Task statement: Quote, without change, all of the lines that follow.

-- BEGIN Provided data --

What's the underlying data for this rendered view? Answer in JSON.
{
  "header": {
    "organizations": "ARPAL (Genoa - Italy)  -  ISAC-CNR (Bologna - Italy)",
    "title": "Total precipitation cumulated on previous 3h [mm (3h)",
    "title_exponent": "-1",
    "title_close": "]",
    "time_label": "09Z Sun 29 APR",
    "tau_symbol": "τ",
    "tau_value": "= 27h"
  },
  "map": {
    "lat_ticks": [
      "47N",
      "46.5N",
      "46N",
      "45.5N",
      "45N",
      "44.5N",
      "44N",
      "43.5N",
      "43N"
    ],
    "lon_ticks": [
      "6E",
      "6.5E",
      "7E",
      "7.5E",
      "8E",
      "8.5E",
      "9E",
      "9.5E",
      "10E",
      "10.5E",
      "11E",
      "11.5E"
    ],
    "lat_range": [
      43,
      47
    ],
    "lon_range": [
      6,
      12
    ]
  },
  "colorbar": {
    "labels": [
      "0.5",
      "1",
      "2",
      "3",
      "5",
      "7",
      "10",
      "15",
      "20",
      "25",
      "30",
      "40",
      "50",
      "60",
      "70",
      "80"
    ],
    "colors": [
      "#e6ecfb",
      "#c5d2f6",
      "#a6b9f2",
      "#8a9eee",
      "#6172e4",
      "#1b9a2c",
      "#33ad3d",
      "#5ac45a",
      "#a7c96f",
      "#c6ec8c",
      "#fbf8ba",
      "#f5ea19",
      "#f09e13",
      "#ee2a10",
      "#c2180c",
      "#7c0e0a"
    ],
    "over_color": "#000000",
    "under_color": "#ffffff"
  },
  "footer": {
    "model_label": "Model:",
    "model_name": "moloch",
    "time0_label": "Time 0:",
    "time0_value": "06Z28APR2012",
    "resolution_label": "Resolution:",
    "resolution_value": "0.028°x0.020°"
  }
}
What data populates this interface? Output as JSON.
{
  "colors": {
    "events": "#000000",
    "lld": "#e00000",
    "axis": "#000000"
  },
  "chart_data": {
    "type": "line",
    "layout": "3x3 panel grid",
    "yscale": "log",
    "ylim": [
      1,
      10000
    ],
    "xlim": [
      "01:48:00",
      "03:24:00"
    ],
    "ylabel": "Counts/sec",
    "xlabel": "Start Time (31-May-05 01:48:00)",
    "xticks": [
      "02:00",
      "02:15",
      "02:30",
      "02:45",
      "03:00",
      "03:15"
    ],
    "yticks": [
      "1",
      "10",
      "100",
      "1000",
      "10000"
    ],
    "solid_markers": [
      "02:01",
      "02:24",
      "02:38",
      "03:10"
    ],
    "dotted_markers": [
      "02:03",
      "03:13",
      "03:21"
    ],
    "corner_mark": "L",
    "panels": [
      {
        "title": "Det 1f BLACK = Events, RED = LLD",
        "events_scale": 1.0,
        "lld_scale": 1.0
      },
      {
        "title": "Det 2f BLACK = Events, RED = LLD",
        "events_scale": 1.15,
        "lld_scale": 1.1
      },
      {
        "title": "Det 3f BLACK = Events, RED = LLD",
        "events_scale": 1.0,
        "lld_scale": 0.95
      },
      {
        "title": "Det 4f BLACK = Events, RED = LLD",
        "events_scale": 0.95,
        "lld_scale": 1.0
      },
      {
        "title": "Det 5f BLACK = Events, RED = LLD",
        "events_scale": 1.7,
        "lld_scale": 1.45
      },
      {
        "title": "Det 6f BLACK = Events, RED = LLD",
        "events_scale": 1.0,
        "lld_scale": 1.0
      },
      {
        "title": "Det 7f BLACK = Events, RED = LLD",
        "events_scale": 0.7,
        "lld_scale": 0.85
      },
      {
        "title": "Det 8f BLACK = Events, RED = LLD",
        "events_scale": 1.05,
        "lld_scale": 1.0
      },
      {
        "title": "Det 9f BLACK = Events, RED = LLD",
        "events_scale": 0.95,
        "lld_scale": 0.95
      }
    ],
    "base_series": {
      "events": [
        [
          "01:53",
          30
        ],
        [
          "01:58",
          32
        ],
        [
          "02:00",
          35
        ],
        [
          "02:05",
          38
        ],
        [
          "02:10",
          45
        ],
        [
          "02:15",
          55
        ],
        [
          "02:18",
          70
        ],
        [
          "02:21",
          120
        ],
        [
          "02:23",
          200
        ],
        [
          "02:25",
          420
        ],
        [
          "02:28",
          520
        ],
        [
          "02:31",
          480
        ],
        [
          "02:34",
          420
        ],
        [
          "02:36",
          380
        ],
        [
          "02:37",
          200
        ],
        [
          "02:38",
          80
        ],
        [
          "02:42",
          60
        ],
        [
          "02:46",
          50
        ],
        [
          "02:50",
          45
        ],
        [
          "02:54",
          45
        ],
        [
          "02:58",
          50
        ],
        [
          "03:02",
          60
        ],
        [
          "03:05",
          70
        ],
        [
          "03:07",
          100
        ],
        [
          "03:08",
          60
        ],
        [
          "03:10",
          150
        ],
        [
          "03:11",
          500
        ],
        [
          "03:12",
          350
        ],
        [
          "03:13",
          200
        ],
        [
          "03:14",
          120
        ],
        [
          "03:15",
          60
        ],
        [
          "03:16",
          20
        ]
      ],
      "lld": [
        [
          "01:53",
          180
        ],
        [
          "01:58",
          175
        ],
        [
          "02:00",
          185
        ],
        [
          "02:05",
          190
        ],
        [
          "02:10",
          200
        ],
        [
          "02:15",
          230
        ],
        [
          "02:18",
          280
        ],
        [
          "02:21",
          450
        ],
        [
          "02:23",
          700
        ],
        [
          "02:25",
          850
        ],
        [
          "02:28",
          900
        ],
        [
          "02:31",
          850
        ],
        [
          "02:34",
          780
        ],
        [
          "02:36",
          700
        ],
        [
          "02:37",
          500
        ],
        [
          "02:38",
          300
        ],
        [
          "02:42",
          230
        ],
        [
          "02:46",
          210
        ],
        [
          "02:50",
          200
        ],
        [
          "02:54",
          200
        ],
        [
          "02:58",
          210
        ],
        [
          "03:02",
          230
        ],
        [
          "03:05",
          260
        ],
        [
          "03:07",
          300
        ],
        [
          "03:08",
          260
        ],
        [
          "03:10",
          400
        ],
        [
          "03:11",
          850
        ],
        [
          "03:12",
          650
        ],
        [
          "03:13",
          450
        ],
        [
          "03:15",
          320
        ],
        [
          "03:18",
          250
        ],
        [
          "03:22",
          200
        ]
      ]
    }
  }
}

-- END Provided data --

Solution to this problem:
What's the underlying data for this rendered view? Answer in JSON.
{
  "header": {
    "organizations": "ARPAL (Genoa - Italy)  -  ISAC-CNR (Bologna - Italy)",
    "title": "Total precipitation cumulated on previous 3h [mm (3h)",
    "title_exponent": "-1",
    "title_close": "]",
    "time_label": "09Z Sun 29 APR",
    "tau_symbol": "τ",
    "tau_value": "= 27h"
  },
  "map": {
    "lat_ticks": [
      "47N",
      "46.5N",
      "46N",
      "45.5N",
      "45N",
      "44.5N",
      "44N",
      "43.5N",
      "43N"
    ],
    "lon_ticks": [
      "6E",
      "6.5E",
      "7E",
      "7.5E",
      "8E",
      "8.5E",
      "9E",
      "9.5E",
      "10E",
      "10.5E",
      "11E",
      "11.5E"
    ],
    "lat_range": [
      43,
      47
    ],
    "lon_range": [
      6,
      12
    ]
  },
  "colorbar": {
    "labels": [
      "0.5",
      "1",
      "2",
      "3",
      "5",
      "7",
      "10",
      "15",
      "20",
      "25",
      "30",
      "40",
      "50",
      "60",
      "70",
      "80"
    ],
    "colors": [
      "#e6ecfb",
      "#c5d2f6",
      "#a6b9f2",
      "#8a9eee",
      "#6172e4",
      "#1b9a2c",
      "#33ad3d",
      "#5ac45a",
      "#a7c96f",
      "#c6ec8c",
      "#fbf8ba",
      "#f5ea19",
      "#f09e13",
      "#ee2a10",
      "#c2180c",
      "#7c0e0a"
    ],
    "over_color": "#000000",
    "under_color": "#ffffff"
  },
  "footer": {
    "model_label": "Model:",
    "model_name": "moloch",
    "time0_label": "Time 0:",
    "time0_value": "06Z28APR2012",
    "resolution_label": "Resolution:",
    "resolution_value": "0.028°x0.020°"
  }
}
What data populates this interface? Output as JSON.
{
  "colors": {
    "events": "#000000",
    "lld": "#e00000",
    "axis": "#000000"
  },
  "chart_data": {
    "type": "line",
    "layout": "3x3 panel grid",
    "yscale": "log",
    "ylim": [
      1,
      10000
    ],
    "xlim": [
      "01:48:00",
      "03:24:00"
    ],
    "ylabel": "Counts/sec",
    "xlabel": "Start Time (31-May-05 01:48:00)",
    "xticks": [
      "02:00",
      "02:15",
      "02:30",
      "02:45",
      "03:00",
      "03:15"
    ],
    "yticks": [
      "1",
      "10",
      "100",
      "1000",
      "10000"
    ],
    "solid_markers": [
      "02:01",
      "02:24",
      "02:38",
      "03:10"
    ],
    "dotted_markers": [
      "02:03",
      "03:13",
      "03:21"
    ],
    "corner_mark": "L",
    "panels": [
      {
        "title": "Det 1f BLACK = Events, RED = LLD",
        "events_scale": 1.0,
        "lld_scale": 1.0
      },
      {
        "title": "Det 2f BLACK = Events, RED = LLD",
        "events_scale": 1.15,
        "lld_scale": 1.1
      },
      {
        "title": "Det 3f BLACK = Events, RED = LLD",
        "events_scale": 1.0,
        "lld_scale": 0.95
      },
      {
        "title": "Det 4f BLACK = Events, RED = LLD",
        "events_scale": 0.95,
        "lld_scale": 1.0
      },
      {
        "title": "Det 5f BLACK = Events, RED = LLD",
        "events_scale": 1.7,
        "lld_scale": 1.45
      },
      {
        "title": "Det 6f BLACK = Events, RED = LLD",
        "events_scale": 1.0,
        "lld_scale": 1.0
      },
      {
        "title": "Det 7f BLACK = Events, RED = LLD",
        "events_scale": 0.7,
        "lld_scale": 0.85
      },
      {
        "title": "Det 8f BLACK = Events, RED = LLD",
        "events_scale": 1.05,
        "lld_scale": 1.0
      },
      {
        "title": "Det 9f BLACK = Events, RED = LLD",
        "events_scale": 0.95,
        "lld_scale": 0.95
      }
    ],
    "base_series": {
      "events": [
        [
          "01:53",
          30
        ],
        [
          "01:58",
          32
        ],
        [
          "02:00",
          35
        ],
        [
          "02:05",
          38
        ],
        [
          "02:10",
          45
        ],
        [
          "02:15",
          55
        ],
        [
          "02:18",
          70
        ],
        [
          "02:21",
          120
        ],
        [
          "02:23",
          200
        ],
        [
          "02:25",
          420
        ],
        [
          "02:28",
          520
        ],
        [
          "02:31",
          480
        ],
        [
          "02:34",
          420
        ],
        [
          "02:36",
          380
        ],
        [
          "02:37",
          200
        ],
        [
          "02:38",
          80
        ],
        [
          "02:42",
          60
        ],
        [
          "02:46",
          50
        ],
        [
          "02:50",
          45
        ],
        [
          "02:54",
          45
        ],
        [
          "02:58",
          50
        ],
        [
          "03:02",
          60
        ],
        [
          "03:05",
          70
        ],
        [
          "03:07",
          100
        ],
        [
          "03:08",
          60
        ],
        [
          "03:10",
          150
        ],
        [
          "03:11",
          500
        ],
        [
          "03:12",
          350
        ],
        [
          "03:13",
          200
        ],
        [
          "03:14",
          120
        ],
        [
          "03:15",
          60
        ],
        [
          "03:16",
          20
        ]
      ],
      "lld": [
        [
          "01:53",
          180
        ],
        [
          "01:58",
          175
        ],
        [
          "02:00",
          185
        ],
        [
          "02:05",
          190
        ],
        [
          "02:10",
          200
        ],
        [
          "02:15",
          230
        ],
        [
          "02:18",
          280
        ],
        [
          "02:21",
          450
        ],
        [
          "02:23",
          700
        ],
        [
          "02:25",
          850
        ],
        [
          "02:28",
          900
        ],
        [
          "02:31",
          850
        ],
        [
          "02:34",
          780
        ],
        [
          "02:36",
          700
        ],
        [
          "02:37",
          500
        ],
        [
          "02:38",
          300
        ],
        [
          "02:42",
          230
        ],
        [
          "02:46",
          210
        ],
        [
          "02:50",
          200
        ],
        [
          "02:54",
          200
        ],
        [
          "02:58",
          210
        ],
        [
          "03:02",
          230
        ],
        [
          "03:05",
          260
        ],
        [
          "03:07",
          300
        ],
        [
          "03:08",
          260
        ],
        [
          "03:10",
          400
        ],
        [
          "03:11",
          850
        ],
        [
          "03:12",
          650
        ],
        [
          "03:13",
          450
        ],
        [
          "03:15",
          320
        ],
        [
          "03:18",
          250
        ],
        [
          "03:22",
          200
        ]
      ]
    }
  }
}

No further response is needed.